• What needs to be done
Scan the entries below and extract each line with the word "изложить" in it.

• Recorded information
****************************************

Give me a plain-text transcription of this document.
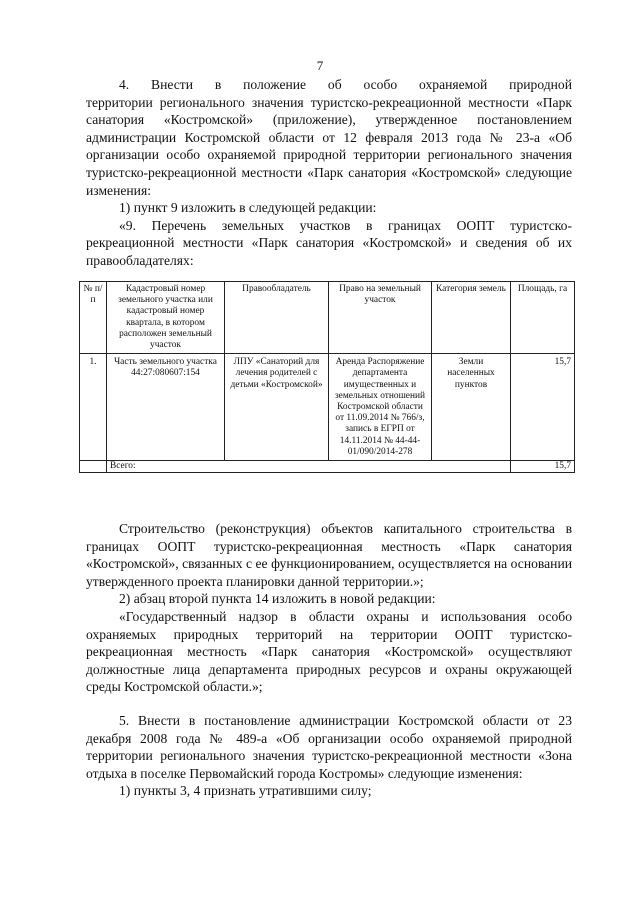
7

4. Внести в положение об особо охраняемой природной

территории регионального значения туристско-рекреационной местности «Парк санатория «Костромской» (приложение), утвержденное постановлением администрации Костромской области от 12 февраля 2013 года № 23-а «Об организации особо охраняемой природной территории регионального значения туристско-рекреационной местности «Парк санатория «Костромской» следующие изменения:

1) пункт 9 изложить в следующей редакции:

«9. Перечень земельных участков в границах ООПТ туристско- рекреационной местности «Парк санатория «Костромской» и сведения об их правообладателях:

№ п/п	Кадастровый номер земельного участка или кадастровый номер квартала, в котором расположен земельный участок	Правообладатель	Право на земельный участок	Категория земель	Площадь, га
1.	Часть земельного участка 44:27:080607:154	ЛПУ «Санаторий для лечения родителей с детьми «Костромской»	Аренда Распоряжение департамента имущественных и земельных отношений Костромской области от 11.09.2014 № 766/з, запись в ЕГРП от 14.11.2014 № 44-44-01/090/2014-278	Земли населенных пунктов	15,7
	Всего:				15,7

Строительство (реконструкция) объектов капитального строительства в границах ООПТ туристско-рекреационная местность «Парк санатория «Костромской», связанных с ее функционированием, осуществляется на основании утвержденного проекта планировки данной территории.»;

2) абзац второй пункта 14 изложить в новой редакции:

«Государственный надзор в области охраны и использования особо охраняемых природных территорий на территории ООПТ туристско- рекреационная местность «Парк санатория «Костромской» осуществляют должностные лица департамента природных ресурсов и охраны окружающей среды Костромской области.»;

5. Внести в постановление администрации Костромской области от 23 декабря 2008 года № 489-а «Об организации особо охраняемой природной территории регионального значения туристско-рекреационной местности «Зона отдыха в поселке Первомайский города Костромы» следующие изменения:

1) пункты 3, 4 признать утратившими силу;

****************************************

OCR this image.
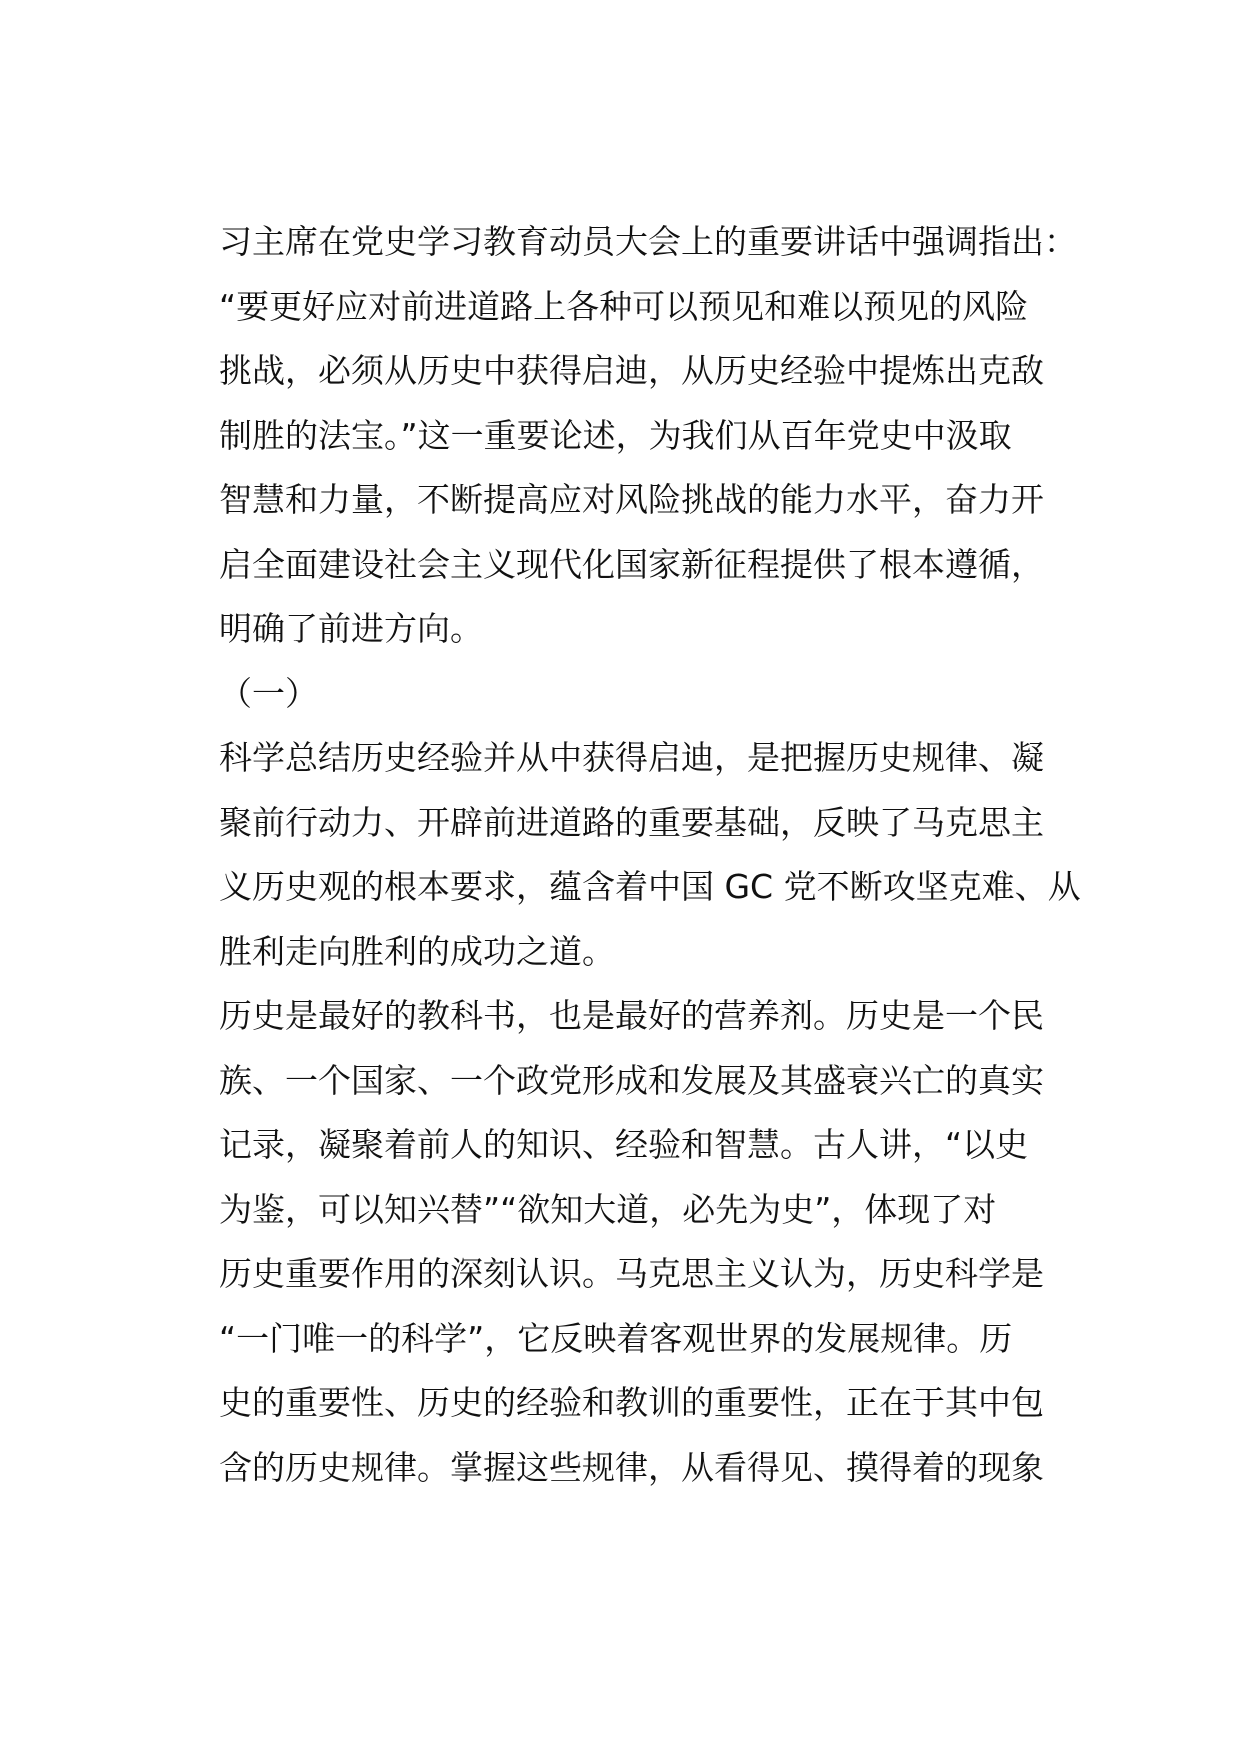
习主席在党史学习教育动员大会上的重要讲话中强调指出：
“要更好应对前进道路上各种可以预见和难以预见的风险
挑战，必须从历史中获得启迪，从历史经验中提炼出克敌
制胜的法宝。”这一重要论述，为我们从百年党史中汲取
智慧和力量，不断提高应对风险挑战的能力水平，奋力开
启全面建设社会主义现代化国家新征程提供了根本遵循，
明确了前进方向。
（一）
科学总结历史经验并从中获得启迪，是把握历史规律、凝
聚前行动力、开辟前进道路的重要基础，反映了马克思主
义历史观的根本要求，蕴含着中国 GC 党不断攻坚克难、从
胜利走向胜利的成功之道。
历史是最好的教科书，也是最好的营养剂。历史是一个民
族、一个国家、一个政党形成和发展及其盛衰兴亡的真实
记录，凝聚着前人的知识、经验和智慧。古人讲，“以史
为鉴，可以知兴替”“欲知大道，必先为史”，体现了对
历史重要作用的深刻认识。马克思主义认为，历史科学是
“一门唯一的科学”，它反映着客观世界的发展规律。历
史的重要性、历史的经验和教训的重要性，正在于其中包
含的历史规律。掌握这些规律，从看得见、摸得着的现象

****************************************

• Output for this task
1) пункт 9 изложить в следующей редакции:
2) абзац второй пункта 14 изложить в новой редакции:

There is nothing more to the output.